<<<<

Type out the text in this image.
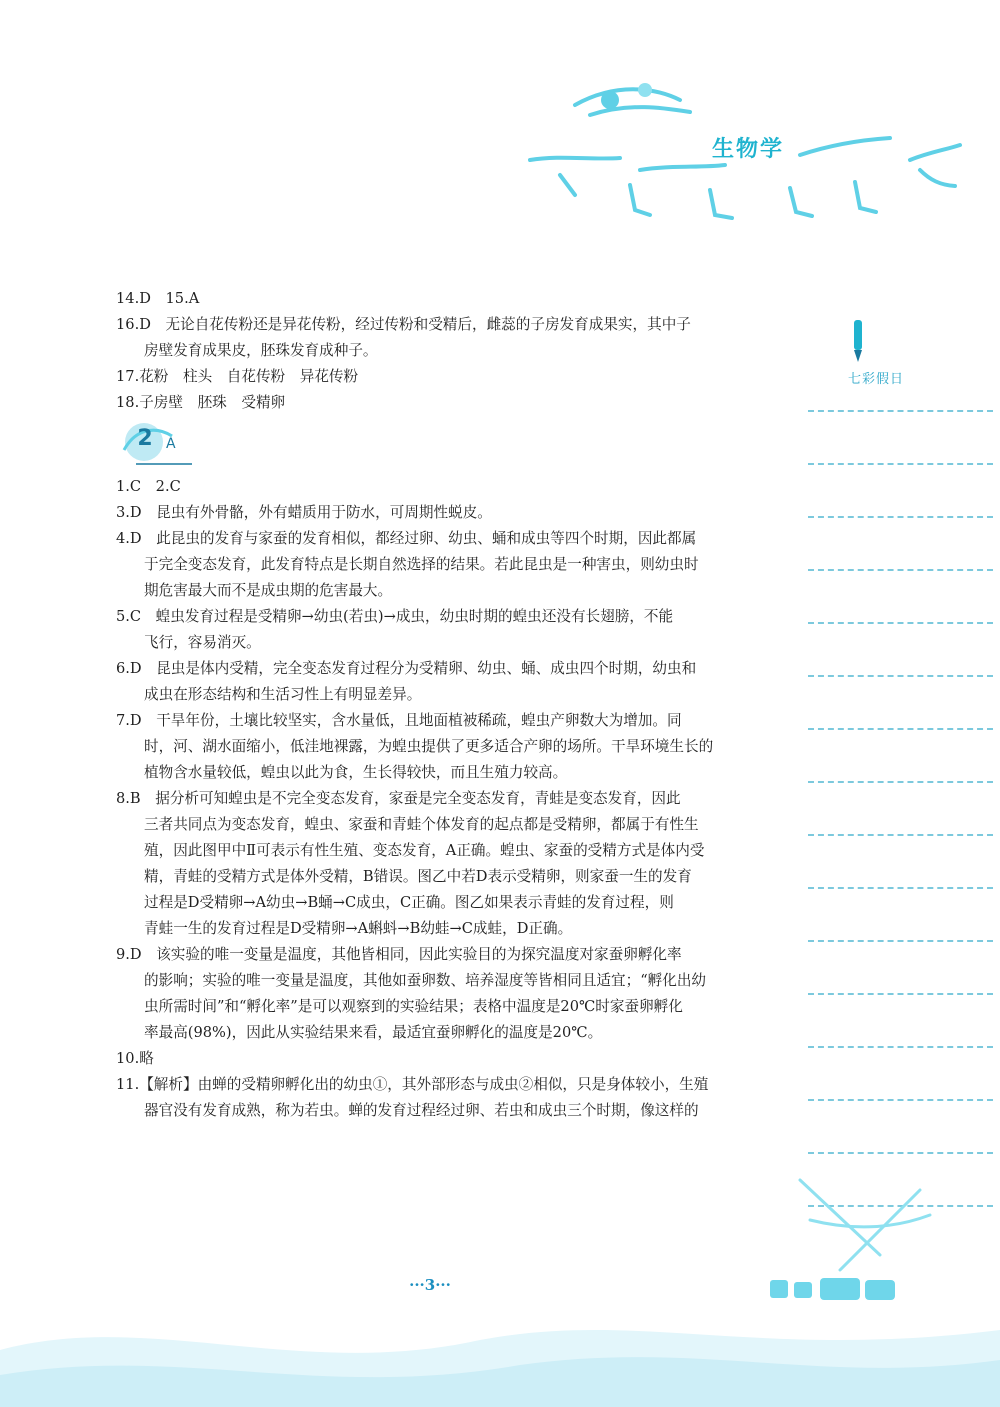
生物学
七彩假日
14.D　15.A
16.D　无论自花传粉还是异花传粉，经过传粉和受精后，雌蕊的子房发育成果实，其中子
房壁发育成果皮，胚珠发育成种子。
17.花粉　柱头　自花传粉　异花传粉
18.子房壁　胚珠　受精卵
2 A
1.C　2.C
3.D　昆虫有外骨骼，外有蜡质用于防水，可周期性蜕皮。
4.D　此昆虫的发育与家蚕的发育相似，都经过卵、幼虫、蛹和成虫等四个时期，因此都属
于完全变态发育，此发育特点是长期自然选择的结果。若此昆虫是一种害虫，则幼虫时
期危害最大而不是成虫期的危害最大。
5.C　蝗虫发育过程是受精卵→幼虫(若虫)→成虫，幼虫时期的蝗虫还没有长翅膀，不能
飞行，容易消灭。
6.D　昆虫是体内受精，完全变态发育过程分为受精卵、幼虫、蛹、成虫四个时期，幼虫和
成虫在形态结构和生活习性上有明显差异。
7.D　干旱年份，土壤比较坚实，含水量低，且地面植被稀疏，蝗虫产卵数大为增加。同
时，河、湖水面缩小，低洼地裸露，为蝗虫提供了更多适合产卵的场所。干旱环境生长的
植物含水量较低，蝗虫以此为食，生长得较快，而且生殖力较高。
8.B　据分析可知蝗虫是不完全变态发育，家蚕是完全变态发育，青蛙是变态发育，因此
三者共同点为变态发育，蝗虫、家蚕和青蛙个体发育的起点都是受精卵，都属于有性生
殖，因此图甲中Ⅱ可表示有性生殖、变态发育，A正确。蝗虫、家蚕的受精方式是体内受
精，青蛙的受精方式是体外受精，B错误。图乙中若D表示受精卵，则家蚕一生的发育
过程是D受精卵→A幼虫→B蛹→C成虫，C正确。图乙如果表示青蛙的发育过程，则
青蛙一生的发育过程是D受精卵→A蝌蚪→B幼蛙→C成蛙，D正确。
9.D　该实验的唯一变量是温度，其他皆相同，因此实验目的为探究温度对家蚕卵孵化率
的影响；实验的唯一变量是温度，其他如蚕卵数、培养湿度等皆相同且适宜；“孵化出幼
虫所需时间”和“孵化率”是可以观察到的实验结果；表格中温度是20℃时家蚕卵孵化
率最高(98%)，因此从实验结果来看，最适宜蚕卵孵化的温度是20℃。
10.略
11.【解析】由蝉的受精卵孵化出的幼虫①，其外部形态与成虫②相似，只是身体较小，生殖
器官没有发育成熟，称为若虫。蝉的发育过程经过卵、若虫和成虫三个时期，像这样的
···3···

>>>>

Reproduce the listing exactly. Leave its pictures out.

_ANSWER BELOW_
Type out the text in this image.
生物学
七彩假日
14.D　15.A
16.D　无论自花传粉还是异花传粉，经过传粉和受精后，雌蕊的子房发育成果实，其中子
房壁发育成果皮，胚珠发育成种子。
17.花粉　柱头　自花传粉　异花传粉
18.子房壁　胚珠　受精卵
2 A
1.C　2.C
3.D　昆虫有外骨骼，外有蜡质用于防水，可周期性蜕皮。
4.D　此昆虫的发育与家蚕的发育相似，都经过卵、幼虫、蛹和成虫等四个时期，因此都属
于完全变态发育，此发育特点是长期自然选择的结果。若此昆虫是一种害虫，则幼虫时
期危害最大而不是成虫期的危害最大。
5.C　蝗虫发育过程是受精卵→幼虫(若虫)→成虫，幼虫时期的蝗虫还没有长翅膀，不能
飞行，容易消灭。
6.D　昆虫是体内受精，完全变态发育过程分为受精卵、幼虫、蛹、成虫四个时期，幼虫和
成虫在形态结构和生活习性上有明显差异。
7.D　干旱年份，土壤比较坚实，含水量低，且地面植被稀疏，蝗虫产卵数大为增加。同
时，河、湖水面缩小，低洼地裸露，为蝗虫提供了更多适合产卵的场所。干旱环境生长的
植物含水量较低，蝗虫以此为食，生长得较快，而且生殖力较高。
8.B　据分析可知蝗虫是不完全变态发育，家蚕是完全变态发育，青蛙是变态发育，因此
三者共同点为变态发育，蝗虫、家蚕和青蛙个体发育的起点都是受精卵，都属于有性生
殖，因此图甲中Ⅱ可表示有性生殖、变态发育，A正确。蝗虫、家蚕的受精方式是体内受
精，青蛙的受精方式是体外受精，B错误。图乙中若D表示受精卵，则家蚕一生的发育
过程是D受精卵→A幼虫→B蛹→C成虫，C正确。图乙如果表示青蛙的发育过程，则
青蛙一生的发育过程是D受精卵→A蝌蚪→B幼蛙→C成蛙，D正确。
9.D　该实验的唯一变量是温度，其他皆相同，因此实验目的为探究温度对家蚕卵孵化率
的影响；实验的唯一变量是温度，其他如蚕卵数、培养湿度等皆相同且适宜；“孵化出幼
虫所需时间”和“孵化率”是可以观察到的实验结果；表格中温度是20℃时家蚕卵孵化
率最高(98%)，因此从实验结果来看，最适宜蚕卵孵化的温度是20℃。
10.略
11.【解析】由蝉的受精卵孵化出的幼虫①，其外部形态与成虫②相似，只是身体较小，生殖
器官没有发育成熟，称为若虫。蝉的发育过程经过卵、若虫和成虫三个时期，像这样的
···3···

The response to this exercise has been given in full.